-------- Stored data
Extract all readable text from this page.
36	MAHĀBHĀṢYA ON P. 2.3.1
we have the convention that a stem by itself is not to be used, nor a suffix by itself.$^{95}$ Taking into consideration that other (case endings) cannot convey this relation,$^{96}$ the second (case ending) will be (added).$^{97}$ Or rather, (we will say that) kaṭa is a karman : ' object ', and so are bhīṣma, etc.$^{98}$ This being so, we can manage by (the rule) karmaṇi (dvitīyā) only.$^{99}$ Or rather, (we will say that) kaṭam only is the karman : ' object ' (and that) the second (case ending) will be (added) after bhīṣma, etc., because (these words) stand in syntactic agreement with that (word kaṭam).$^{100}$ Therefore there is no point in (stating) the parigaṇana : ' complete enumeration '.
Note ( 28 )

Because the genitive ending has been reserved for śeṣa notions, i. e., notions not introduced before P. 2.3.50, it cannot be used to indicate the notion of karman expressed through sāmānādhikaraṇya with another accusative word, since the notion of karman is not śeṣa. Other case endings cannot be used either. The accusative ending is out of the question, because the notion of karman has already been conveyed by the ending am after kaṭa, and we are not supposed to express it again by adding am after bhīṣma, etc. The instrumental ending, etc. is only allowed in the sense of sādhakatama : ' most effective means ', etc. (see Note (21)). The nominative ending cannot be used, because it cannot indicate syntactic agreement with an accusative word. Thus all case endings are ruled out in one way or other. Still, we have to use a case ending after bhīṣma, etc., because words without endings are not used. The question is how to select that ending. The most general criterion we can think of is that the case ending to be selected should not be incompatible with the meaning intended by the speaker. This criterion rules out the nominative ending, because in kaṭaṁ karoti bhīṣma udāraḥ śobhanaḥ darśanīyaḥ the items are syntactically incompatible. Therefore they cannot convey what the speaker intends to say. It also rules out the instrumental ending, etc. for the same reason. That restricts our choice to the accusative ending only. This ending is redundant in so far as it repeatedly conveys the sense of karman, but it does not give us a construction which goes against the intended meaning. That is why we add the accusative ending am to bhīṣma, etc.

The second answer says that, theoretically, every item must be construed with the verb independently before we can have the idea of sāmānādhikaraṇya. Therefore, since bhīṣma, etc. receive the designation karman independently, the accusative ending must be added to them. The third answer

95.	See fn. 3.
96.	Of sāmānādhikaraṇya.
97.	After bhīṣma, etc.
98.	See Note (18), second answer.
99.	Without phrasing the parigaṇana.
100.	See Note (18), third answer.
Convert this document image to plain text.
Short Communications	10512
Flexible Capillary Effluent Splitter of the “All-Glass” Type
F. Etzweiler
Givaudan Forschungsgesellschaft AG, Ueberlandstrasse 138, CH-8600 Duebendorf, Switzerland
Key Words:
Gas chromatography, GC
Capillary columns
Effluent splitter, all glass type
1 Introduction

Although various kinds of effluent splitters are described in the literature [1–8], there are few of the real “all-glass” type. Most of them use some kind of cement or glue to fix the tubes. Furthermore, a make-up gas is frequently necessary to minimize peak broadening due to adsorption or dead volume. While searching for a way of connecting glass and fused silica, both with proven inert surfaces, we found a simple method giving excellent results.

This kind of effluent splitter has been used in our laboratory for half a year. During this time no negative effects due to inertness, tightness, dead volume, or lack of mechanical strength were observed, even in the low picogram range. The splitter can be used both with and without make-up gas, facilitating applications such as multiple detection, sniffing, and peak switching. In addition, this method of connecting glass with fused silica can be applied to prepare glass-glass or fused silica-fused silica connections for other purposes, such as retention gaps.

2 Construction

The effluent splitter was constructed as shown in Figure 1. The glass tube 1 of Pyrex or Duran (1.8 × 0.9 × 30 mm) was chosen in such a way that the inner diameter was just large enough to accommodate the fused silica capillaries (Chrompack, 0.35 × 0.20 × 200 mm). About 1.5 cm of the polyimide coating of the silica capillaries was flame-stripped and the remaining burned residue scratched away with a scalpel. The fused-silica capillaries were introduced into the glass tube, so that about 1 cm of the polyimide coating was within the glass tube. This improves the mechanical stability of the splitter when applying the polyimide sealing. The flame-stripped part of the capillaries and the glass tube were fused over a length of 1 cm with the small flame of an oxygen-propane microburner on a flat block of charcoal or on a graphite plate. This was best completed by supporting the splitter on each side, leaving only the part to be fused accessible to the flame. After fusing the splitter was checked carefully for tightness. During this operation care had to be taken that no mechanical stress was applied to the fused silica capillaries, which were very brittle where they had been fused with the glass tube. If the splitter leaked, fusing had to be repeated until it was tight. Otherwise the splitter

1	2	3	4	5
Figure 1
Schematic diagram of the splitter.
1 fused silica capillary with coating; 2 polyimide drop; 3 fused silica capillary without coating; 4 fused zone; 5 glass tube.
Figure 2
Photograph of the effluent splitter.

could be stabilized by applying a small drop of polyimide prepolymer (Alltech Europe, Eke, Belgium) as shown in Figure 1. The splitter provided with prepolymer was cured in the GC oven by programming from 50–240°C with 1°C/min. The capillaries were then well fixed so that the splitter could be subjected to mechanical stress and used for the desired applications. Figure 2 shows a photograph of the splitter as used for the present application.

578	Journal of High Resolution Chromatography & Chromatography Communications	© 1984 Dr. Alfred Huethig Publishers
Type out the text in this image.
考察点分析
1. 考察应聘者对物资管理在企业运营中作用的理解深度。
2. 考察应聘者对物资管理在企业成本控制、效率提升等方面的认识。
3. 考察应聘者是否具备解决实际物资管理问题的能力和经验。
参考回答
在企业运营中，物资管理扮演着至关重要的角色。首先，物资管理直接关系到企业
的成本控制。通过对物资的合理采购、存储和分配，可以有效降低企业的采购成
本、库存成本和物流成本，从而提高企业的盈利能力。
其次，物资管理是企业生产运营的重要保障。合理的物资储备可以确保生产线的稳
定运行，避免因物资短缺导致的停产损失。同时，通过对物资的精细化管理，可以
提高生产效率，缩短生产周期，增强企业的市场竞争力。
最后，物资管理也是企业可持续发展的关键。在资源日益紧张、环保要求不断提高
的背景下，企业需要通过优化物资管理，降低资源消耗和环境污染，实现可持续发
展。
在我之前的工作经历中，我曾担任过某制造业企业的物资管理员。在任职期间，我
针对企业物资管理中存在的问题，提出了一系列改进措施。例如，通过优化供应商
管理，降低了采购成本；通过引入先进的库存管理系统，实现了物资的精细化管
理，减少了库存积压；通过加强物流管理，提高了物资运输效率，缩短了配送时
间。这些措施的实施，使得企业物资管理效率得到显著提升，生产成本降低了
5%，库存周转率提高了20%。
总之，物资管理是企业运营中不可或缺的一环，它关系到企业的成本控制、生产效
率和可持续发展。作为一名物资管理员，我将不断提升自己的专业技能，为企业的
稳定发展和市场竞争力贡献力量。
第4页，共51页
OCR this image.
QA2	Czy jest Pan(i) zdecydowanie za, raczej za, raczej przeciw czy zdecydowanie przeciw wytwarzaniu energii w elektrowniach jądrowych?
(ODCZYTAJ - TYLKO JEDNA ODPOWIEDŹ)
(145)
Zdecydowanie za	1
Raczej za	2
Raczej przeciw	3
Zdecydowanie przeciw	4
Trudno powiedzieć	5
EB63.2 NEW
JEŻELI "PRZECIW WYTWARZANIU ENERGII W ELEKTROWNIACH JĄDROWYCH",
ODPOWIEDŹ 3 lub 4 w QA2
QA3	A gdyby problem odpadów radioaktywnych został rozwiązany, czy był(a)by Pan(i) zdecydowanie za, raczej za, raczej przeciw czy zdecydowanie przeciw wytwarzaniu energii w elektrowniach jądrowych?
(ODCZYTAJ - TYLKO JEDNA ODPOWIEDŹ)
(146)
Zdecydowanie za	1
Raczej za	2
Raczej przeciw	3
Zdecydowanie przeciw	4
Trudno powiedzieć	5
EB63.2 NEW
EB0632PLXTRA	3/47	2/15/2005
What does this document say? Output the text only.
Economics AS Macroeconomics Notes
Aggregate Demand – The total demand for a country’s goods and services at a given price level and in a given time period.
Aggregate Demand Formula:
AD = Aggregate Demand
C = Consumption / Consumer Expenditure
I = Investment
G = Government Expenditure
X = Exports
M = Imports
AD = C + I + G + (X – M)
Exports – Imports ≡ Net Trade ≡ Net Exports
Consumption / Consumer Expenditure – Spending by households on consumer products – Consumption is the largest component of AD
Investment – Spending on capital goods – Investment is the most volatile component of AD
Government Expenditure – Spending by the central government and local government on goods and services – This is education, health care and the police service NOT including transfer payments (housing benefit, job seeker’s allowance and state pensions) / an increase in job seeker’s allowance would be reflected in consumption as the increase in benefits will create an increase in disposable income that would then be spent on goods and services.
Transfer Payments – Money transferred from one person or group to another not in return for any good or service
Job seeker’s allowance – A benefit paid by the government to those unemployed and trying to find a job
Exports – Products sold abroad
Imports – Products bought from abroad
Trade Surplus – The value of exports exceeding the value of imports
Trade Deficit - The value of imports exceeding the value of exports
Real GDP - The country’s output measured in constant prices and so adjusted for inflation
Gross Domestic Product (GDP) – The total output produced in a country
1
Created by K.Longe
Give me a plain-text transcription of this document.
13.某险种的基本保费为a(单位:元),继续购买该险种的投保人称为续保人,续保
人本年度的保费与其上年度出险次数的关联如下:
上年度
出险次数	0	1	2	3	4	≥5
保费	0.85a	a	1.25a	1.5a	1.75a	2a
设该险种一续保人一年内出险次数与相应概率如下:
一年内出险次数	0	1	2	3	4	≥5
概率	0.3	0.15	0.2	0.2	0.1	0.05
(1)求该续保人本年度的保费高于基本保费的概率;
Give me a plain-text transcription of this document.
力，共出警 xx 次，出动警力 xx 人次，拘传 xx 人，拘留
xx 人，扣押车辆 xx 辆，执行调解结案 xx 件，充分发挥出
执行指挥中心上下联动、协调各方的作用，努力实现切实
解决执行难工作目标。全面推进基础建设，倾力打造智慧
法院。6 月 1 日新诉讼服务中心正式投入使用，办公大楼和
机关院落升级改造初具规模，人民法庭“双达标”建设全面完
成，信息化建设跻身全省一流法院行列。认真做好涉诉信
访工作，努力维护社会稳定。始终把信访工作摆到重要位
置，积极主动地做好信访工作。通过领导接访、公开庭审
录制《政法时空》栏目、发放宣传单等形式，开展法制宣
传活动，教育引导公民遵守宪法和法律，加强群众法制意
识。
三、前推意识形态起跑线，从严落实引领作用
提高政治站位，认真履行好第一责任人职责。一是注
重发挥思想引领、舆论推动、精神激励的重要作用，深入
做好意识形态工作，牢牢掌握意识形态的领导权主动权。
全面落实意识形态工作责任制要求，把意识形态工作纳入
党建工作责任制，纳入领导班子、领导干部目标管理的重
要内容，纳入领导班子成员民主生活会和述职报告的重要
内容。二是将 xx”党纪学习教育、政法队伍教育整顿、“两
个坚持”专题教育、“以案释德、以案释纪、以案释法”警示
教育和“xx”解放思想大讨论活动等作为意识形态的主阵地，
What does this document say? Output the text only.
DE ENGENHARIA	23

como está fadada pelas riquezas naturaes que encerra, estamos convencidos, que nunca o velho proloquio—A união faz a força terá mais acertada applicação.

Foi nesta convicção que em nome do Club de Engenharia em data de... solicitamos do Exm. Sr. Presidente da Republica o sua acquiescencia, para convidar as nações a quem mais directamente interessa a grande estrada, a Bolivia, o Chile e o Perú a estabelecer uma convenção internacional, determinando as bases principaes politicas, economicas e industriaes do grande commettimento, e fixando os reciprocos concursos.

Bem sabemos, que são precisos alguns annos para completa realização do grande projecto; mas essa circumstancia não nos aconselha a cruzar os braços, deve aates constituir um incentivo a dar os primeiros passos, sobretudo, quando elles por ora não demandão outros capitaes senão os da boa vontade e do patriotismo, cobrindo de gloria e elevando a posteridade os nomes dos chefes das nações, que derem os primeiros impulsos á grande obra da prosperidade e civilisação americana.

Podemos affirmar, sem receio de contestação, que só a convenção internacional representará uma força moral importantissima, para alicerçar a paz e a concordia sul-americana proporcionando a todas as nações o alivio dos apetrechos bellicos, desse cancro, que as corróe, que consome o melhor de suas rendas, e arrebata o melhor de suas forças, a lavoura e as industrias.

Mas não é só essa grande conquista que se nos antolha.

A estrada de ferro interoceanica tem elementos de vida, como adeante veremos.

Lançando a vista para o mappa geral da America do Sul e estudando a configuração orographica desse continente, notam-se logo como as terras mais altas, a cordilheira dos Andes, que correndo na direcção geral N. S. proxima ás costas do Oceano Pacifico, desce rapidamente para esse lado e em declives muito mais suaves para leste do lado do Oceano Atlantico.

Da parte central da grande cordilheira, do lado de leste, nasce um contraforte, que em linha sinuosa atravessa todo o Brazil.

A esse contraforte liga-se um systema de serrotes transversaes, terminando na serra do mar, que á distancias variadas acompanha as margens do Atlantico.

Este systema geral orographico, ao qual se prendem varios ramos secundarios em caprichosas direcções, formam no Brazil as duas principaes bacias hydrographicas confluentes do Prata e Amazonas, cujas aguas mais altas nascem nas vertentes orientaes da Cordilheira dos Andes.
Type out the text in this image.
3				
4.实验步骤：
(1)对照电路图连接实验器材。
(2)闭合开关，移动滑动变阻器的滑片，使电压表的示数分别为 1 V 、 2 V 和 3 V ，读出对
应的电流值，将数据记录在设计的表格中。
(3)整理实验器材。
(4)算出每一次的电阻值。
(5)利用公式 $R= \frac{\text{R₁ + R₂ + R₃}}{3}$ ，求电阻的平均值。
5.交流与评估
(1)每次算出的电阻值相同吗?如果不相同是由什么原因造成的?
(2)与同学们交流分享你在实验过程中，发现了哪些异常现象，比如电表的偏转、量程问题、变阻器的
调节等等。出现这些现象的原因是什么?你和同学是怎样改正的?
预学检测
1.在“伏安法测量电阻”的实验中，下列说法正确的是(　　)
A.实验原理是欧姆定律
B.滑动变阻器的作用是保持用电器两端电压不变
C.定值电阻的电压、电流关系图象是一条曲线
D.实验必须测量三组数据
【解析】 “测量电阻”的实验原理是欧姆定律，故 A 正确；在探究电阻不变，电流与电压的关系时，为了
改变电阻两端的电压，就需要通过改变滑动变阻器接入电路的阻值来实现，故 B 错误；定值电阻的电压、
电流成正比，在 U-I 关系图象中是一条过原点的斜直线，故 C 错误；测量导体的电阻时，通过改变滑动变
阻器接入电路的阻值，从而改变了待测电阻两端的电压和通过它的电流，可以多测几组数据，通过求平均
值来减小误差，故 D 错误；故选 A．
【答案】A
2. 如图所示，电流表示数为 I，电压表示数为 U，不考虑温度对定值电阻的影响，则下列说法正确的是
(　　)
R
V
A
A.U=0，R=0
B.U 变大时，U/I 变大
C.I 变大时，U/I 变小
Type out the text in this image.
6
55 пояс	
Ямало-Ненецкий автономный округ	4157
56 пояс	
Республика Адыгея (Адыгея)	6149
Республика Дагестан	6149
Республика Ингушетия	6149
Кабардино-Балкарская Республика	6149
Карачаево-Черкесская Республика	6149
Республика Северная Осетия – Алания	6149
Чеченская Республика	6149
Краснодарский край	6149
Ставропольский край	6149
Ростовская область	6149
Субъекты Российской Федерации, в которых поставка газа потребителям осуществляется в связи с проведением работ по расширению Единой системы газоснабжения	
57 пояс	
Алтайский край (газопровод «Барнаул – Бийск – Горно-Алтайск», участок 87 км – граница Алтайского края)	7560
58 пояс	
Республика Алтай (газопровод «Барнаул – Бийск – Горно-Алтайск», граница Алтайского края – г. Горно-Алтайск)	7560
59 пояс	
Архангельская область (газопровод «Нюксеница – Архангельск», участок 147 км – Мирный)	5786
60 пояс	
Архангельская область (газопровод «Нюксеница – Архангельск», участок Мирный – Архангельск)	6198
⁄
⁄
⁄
----------------
### Written exercise
Search the data for the string "total". List each line that has it.

### Solution
Aggregate Demand – The total demand for a country’s goods and services at a given price level and in a given time period.
Gross Domestic Product (GDP) – The total output produced in a country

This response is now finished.